** START OF LISTED ENTRIES **

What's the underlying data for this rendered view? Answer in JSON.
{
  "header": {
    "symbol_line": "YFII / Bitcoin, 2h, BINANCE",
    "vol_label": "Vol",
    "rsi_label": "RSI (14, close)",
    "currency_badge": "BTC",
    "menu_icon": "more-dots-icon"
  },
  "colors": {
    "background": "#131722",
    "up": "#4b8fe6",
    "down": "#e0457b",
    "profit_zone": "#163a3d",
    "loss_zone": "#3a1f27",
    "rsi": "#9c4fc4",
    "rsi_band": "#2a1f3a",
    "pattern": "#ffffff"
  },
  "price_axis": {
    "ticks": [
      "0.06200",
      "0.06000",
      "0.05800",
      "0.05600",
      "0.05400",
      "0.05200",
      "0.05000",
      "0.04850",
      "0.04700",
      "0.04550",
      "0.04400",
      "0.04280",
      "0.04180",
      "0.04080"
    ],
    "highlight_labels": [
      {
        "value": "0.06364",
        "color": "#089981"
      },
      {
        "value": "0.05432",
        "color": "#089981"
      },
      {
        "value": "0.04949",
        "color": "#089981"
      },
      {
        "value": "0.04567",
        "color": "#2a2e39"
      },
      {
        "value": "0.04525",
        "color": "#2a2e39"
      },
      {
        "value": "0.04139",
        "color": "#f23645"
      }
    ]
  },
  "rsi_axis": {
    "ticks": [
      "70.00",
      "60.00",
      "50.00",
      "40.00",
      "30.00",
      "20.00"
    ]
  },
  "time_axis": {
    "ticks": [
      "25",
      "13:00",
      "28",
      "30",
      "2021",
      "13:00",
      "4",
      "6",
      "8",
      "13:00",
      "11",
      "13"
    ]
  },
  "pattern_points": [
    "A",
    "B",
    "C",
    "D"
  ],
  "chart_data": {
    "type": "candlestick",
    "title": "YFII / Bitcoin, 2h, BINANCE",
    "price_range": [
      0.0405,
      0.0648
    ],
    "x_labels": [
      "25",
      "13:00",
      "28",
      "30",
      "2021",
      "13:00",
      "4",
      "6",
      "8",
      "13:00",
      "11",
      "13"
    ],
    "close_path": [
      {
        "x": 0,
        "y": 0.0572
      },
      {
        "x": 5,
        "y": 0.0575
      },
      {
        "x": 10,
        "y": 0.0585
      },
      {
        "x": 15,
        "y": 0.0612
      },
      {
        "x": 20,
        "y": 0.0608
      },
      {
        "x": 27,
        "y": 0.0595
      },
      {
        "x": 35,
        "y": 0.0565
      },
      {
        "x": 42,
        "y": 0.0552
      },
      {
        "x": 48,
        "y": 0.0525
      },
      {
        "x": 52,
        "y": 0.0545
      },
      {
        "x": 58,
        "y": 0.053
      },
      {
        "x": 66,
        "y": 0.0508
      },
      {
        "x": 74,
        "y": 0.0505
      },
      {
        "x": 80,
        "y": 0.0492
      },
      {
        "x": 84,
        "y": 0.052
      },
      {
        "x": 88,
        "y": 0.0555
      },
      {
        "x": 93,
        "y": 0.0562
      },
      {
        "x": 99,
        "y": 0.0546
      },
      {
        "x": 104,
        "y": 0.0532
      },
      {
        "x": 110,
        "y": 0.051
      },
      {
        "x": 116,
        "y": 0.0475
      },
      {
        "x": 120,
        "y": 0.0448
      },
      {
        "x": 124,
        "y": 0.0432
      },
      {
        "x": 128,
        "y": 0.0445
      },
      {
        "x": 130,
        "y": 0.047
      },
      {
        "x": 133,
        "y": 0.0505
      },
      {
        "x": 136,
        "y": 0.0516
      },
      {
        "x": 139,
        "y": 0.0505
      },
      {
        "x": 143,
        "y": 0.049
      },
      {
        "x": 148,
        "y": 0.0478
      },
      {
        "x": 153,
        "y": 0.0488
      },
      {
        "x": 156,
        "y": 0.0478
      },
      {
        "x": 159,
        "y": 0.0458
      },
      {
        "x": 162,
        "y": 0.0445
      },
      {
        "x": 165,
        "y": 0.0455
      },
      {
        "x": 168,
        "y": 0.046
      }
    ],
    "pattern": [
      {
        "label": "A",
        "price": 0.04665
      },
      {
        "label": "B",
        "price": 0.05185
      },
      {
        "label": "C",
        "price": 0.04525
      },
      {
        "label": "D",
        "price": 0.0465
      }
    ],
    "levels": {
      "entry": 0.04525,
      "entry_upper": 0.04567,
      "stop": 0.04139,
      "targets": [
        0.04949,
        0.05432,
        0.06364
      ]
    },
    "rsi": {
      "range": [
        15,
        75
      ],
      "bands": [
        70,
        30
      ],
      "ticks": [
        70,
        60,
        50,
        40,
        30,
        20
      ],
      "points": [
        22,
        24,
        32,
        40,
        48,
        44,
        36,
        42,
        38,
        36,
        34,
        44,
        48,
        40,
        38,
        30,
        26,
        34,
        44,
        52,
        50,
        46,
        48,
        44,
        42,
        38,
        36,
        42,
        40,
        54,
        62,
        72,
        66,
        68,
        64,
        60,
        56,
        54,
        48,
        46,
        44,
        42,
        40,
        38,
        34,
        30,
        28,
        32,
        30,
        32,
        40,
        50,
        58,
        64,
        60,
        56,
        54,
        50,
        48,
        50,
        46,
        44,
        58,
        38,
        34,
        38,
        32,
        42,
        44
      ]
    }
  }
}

** END OF LISTED ENTRIES **

* **PROBLEM STATEMENT**
Return the listing above word for word.

* **WRITTEN REPLY**
What's the underlying data for this rendered view? Answer in JSON.
{
  "header": {
    "symbol_line": "YFII / Bitcoin, 2h, BINANCE",
    "vol_label": "Vol",
    "rsi_label": "RSI (14, close)",
    "currency_badge": "BTC",
    "menu_icon": "more-dots-icon"
  },
  "colors": {
    "background": "#131722",
    "up": "#4b8fe6",
    "down": "#e0457b",
    "profit_zone": "#163a3d",
    "loss_zone": "#3a1f27",
    "rsi": "#9c4fc4",
    "rsi_band": "#2a1f3a",
    "pattern": "#ffffff"
  },
  "price_axis": {
    "ticks": [
      "0.06200",
      "0.06000",
      "0.05800",
      "0.05600",
      "0.05400",
      "0.05200",
      "0.05000",
      "0.04850",
      "0.04700",
      "0.04550",
      "0.04400",
      "0.04280",
      "0.04180",
      "0.04080"
    ],
    "highlight_labels": [
      {
        "value": "0.06364",
        "color": "#089981"
      },
      {
        "value": "0.05432",
        "color": "#089981"
      },
      {
        "value": "0.04949",
        "color": "#089981"
      },
      {
        "value": "0.04567",
        "color": "#2a2e39"
      },
      {
        "value": "0.04525",
        "color": "#2a2e39"
      },
      {
        "value": "0.04139",
        "color": "#f23645"
      }
    ]
  },
  "rsi_axis": {
    "ticks": [
      "70.00",
      "60.00",
      "50.00",
      "40.00",
      "30.00",
      "20.00"
    ]
  },
  "time_axis": {
    "ticks": [
      "25",
      "13:00",
      "28",
      "30",
      "2021",
      "13:00",
      "4",
      "6",
      "8",
      "13:00",
      "11",
      "13"
    ]
  },
  "pattern_points": [
    "A",
    "B",
    "C",
    "D"
  ],
  "chart_data": {
    "type": "candlestick",
    "title": "YFII / Bitcoin, 2h, BINANCE",
    "price_range": [
      0.0405,
      0.0648
    ],
    "x_labels": [
      "25",
      "13:00",
      "28",
      "30",
      "2021",
      "13:00",
      "4",
      "6",
      "8",
      "13:00",
      "11",
      "13"
    ],
    "close_path": [
      {
        "x": 0,
        "y": 0.0572
      },
      {
        "x": 5,
        "y": 0.0575
      },
      {
        "x": 10,
        "y": 0.0585
      },
      {
        "x": 15,
        "y": 0.0612
      },
      {
        "x": 20,
        "y": 0.0608
      },
      {
        "x": 27,
        "y": 0.0595
      },
      {
        "x": 35,
        "y": 0.0565
      },
      {
        "x": 42,
        "y": 0.0552
      },
      {
        "x": 48,
        "y": 0.0525
      },
      {
        "x": 52,
        "y": 0.0545
      },
      {
        "x": 58,
        "y": 0.053
      },
      {
        "x": 66,
        "y": 0.0508
      },
      {
        "x": 74,
        "y": 0.0505
      },
      {
        "x": 80,
        "y": 0.0492
      },
      {
        "x": 84,
        "y": 0.052
      },
      {
        "x": 88,
        "y": 0.0555
      },
      {
        "x": 93,
        "y": 0.0562
      },
      {
        "x": 99,
        "y": 0.0546
      },
      {
        "x": 104,
        "y": 0.0532
      },
      {
        "x": 110,
        "y": 0.051
      },
      {
        "x": 116,
        "y": 0.0475
      },
      {
        "x": 120,
        "y": 0.0448
      },
      {
        "x": 124,
        "y": 0.0432
      },
      {
        "x": 128,
        "y": 0.0445
      },
      {
        "x": 130,
        "y": 0.047
      },
      {
        "x": 133,
        "y": 0.0505
      },
      {
        "x": 136,
        "y": 0.0516
      },
      {
        "x": 139,
        "y": 0.0505
      },
      {
        "x": 143,
        "y": 0.049
      },
      {
        "x": 148,
        "y": 0.0478
      },
      {
        "x": 153,
        "y": 0.0488
      },
      {
        "x": 156,
        "y": 0.0478
      },
      {
        "x": 159,
        "y": 0.0458
      },
      {
        "x": 162,
        "y": 0.0445
      },
      {
        "x": 165,
        "y": 0.0455
      },
      {
        "x": 168,
        "y": 0.046
      }
    ],
    "pattern": [
      {
        "label": "A",
        "price": 0.04665
      },
      {
        "label": "B",
        "price": 0.05185
      },
      {
        "label": "C",
        "price": 0.04525
      },
      {
        "label": "D",
        "price": 0.0465
      }
    ],
    "levels": {
      "entry": 0.04525,
      "entry_upper": 0.04567,
      "stop": 0.04139,
      "targets": [
        0.04949,
        0.05432,
        0.06364
      ]
    },
    "rsi": {
      "range": [
        15,
        75
      ],
      "bands": [
        70,
        30
      ],
      "ticks": [
        70,
        60,
        50,
        40,
        30,
        20
      ],
      "points": [
        22,
        24,
        32,
        40,
        48,
        44,
        36,
        42,
        38,
        36,
        34,
        44,
        48,
        40,
        38,
        30,
        26,
        34,
        44,
        52,
        50,
        46,
        48,
        44,
        42,
        38,
        36,
        42,
        40,
        54,
        62,
        72,
        66,
        68,
        64,
        60,
        56,
        54,
        48,
        46,
        44,
        42,
        40,
        38,
        34,
        30,
        28,
        32,
        30,
        32,
        40,
        50,
        58,
        64,
        60,
        56,
        54,
        50,
        48,
        50,
        46,
        44,
        58,
        38,
        34,
        38,
        32,
        42,
        44
      ]
    }
  }
}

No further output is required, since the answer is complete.